___ Source data

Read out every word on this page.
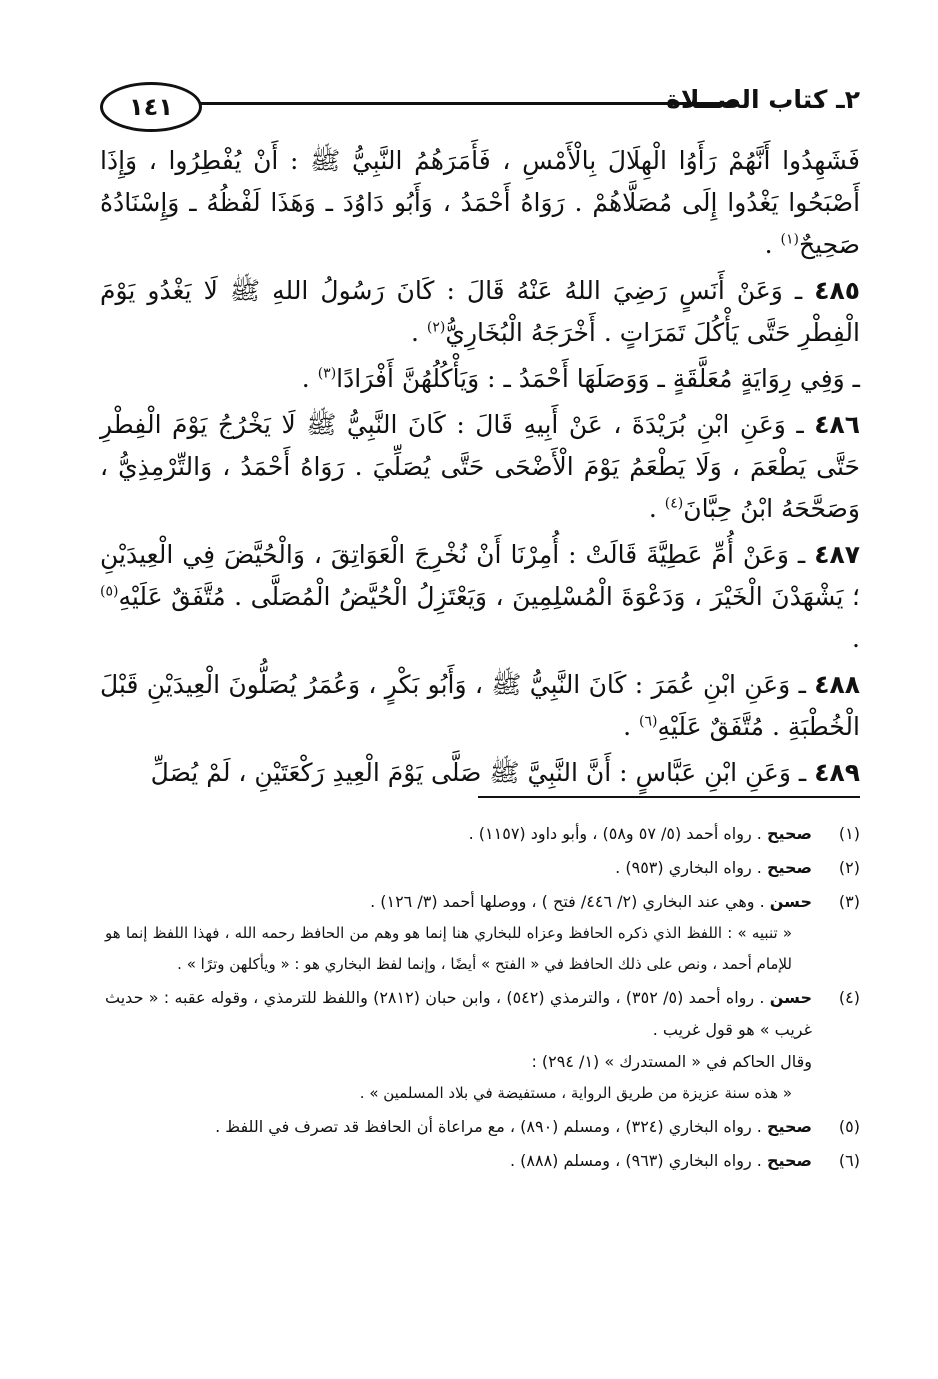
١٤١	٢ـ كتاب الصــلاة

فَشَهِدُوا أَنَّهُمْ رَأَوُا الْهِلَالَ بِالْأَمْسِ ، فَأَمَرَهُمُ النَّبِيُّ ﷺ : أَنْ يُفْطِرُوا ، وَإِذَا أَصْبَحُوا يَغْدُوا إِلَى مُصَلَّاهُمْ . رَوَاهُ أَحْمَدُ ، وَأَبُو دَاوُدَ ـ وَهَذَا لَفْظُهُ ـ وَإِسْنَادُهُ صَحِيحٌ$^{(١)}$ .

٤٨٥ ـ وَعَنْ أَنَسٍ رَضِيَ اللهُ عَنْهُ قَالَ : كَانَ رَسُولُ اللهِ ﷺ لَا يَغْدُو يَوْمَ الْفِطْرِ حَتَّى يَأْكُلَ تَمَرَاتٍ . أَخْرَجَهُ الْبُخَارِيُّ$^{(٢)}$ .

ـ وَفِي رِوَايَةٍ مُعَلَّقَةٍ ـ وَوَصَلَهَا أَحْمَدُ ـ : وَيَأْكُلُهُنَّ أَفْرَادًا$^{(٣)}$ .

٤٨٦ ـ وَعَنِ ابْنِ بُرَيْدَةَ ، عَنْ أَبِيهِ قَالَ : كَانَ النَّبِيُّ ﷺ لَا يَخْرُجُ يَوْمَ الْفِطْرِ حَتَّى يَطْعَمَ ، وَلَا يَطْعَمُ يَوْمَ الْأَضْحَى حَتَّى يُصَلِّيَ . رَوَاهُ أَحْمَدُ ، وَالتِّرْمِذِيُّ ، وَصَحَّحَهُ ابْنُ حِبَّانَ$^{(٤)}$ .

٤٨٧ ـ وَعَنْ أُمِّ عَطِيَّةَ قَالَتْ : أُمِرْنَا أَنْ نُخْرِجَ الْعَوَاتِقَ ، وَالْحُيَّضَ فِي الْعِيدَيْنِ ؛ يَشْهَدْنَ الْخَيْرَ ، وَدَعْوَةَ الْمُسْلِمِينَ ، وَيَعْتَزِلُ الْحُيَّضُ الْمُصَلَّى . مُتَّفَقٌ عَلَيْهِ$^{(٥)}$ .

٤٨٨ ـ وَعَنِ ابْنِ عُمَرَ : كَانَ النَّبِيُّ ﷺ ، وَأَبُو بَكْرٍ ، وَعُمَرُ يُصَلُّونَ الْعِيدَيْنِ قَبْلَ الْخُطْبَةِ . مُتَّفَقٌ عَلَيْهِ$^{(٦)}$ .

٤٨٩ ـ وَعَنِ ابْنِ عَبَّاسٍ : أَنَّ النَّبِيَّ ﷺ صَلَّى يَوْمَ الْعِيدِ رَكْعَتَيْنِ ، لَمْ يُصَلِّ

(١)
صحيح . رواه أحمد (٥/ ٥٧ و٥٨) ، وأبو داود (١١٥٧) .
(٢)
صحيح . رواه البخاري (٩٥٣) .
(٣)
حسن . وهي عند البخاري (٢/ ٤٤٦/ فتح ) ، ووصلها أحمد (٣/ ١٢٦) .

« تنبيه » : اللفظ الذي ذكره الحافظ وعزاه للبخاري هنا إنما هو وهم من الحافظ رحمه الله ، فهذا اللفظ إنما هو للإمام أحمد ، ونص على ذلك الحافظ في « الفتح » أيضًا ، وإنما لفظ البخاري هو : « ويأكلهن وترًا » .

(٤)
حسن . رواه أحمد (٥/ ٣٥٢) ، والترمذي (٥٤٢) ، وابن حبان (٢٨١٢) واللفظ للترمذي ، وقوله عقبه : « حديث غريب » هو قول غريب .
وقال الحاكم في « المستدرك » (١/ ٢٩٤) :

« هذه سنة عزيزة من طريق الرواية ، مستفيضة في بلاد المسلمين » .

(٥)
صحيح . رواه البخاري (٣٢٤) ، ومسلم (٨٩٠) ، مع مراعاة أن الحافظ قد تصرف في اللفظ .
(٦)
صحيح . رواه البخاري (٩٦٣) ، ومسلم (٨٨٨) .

______

▸ **Work required**: Your copy should match the entries exactly, minus the pictures.

▸ **Answer to the exercise**:
Read out every word on this page.
١٤١	٢ـ كتاب الصــلاة

فَشَهِدُوا أَنَّهُمْ رَأَوُا الْهِلَالَ بِالْأَمْسِ ، فَأَمَرَهُمُ النَّبِيُّ ﷺ : أَنْ يُفْطِرُوا ، وَإِذَا أَصْبَحُوا يَغْدُوا إِلَى مُصَلَّاهُمْ . رَوَاهُ أَحْمَدُ ، وَأَبُو دَاوُدَ ـ وَهَذَا لَفْظُهُ ـ وَإِسْنَادُهُ صَحِيحٌ$^{(١)}$ .

٤٨٥ ـ وَعَنْ أَنَسٍ رَضِيَ اللهُ عَنْهُ قَالَ : كَانَ رَسُولُ اللهِ ﷺ لَا يَغْدُو يَوْمَ الْفِطْرِ حَتَّى يَأْكُلَ تَمَرَاتٍ . أَخْرَجَهُ الْبُخَارِيُّ$^{(٢)}$ .

ـ وَفِي رِوَايَةٍ مُعَلَّقَةٍ ـ وَوَصَلَهَا أَحْمَدُ ـ : وَيَأْكُلُهُنَّ أَفْرَادًا$^{(٣)}$ .

٤٨٦ ـ وَعَنِ ابْنِ بُرَيْدَةَ ، عَنْ أَبِيهِ قَالَ : كَانَ النَّبِيُّ ﷺ لَا يَخْرُجُ يَوْمَ الْفِطْرِ حَتَّى يَطْعَمَ ، وَلَا يَطْعَمُ يَوْمَ الْأَضْحَى حَتَّى يُصَلِّيَ . رَوَاهُ أَحْمَدُ ، وَالتِّرْمِذِيُّ ، وَصَحَّحَهُ ابْنُ حِبَّانَ$^{(٤)}$ .

٤٨٧ ـ وَعَنْ أُمِّ عَطِيَّةَ قَالَتْ : أُمِرْنَا أَنْ نُخْرِجَ الْعَوَاتِقَ ، وَالْحُيَّضَ فِي الْعِيدَيْنِ ؛ يَشْهَدْنَ الْخَيْرَ ، وَدَعْوَةَ الْمُسْلِمِينَ ، وَيَعْتَزِلُ الْحُيَّضُ الْمُصَلَّى . مُتَّفَقٌ عَلَيْهِ$^{(٥)}$ .

٤٨٨ ـ وَعَنِ ابْنِ عُمَرَ : كَانَ النَّبِيُّ ﷺ ، وَأَبُو بَكْرٍ ، وَعُمَرُ يُصَلُّونَ الْعِيدَيْنِ قَبْلَ الْخُطْبَةِ . مُتَّفَقٌ عَلَيْهِ$^{(٦)}$ .

٤٨٩ ـ وَعَنِ ابْنِ عَبَّاسٍ : أَنَّ النَّبِيَّ ﷺ صَلَّى يَوْمَ الْعِيدِ رَكْعَتَيْنِ ، لَمْ يُصَلِّ

(١)
صحيح . رواه أحمد (٥/ ٥٧ و٥٨) ، وأبو داود (١١٥٧) .
(٢)
صحيح . رواه البخاري (٩٥٣) .
(٣)
حسن . وهي عند البخاري (٢/ ٤٤٦/ فتح ) ، ووصلها أحمد (٣/ ١٢٦) .

« تنبيه » : اللفظ الذي ذكره الحافظ وعزاه للبخاري هنا إنما هو وهم من الحافظ رحمه الله ، فهذا اللفظ إنما هو للإمام أحمد ، ونص على ذلك الحافظ في « الفتح » أيضًا ، وإنما لفظ البخاري هو : « ويأكلهن وترًا » .

(٤)
حسن . رواه أحمد (٥/ ٣٥٢) ، والترمذي (٥٤٢) ، وابن حبان (٢٨١٢) واللفظ للترمذي ، وقوله عقبه : « حديث غريب » هو قول غريب .
وقال الحاكم في « المستدرك » (١/ ٢٩٤) :

« هذه سنة عزيزة من طريق الرواية ، مستفيضة في بلاد المسلمين » .

(٥)
صحيح . رواه البخاري (٣٢٤) ، ومسلم (٨٩٠) ، مع مراعاة أن الحافظ قد تصرف في اللفظ .
(٦)
صحيح . رواه البخاري (٩٦٣) ، ومسلم (٨٨٨) .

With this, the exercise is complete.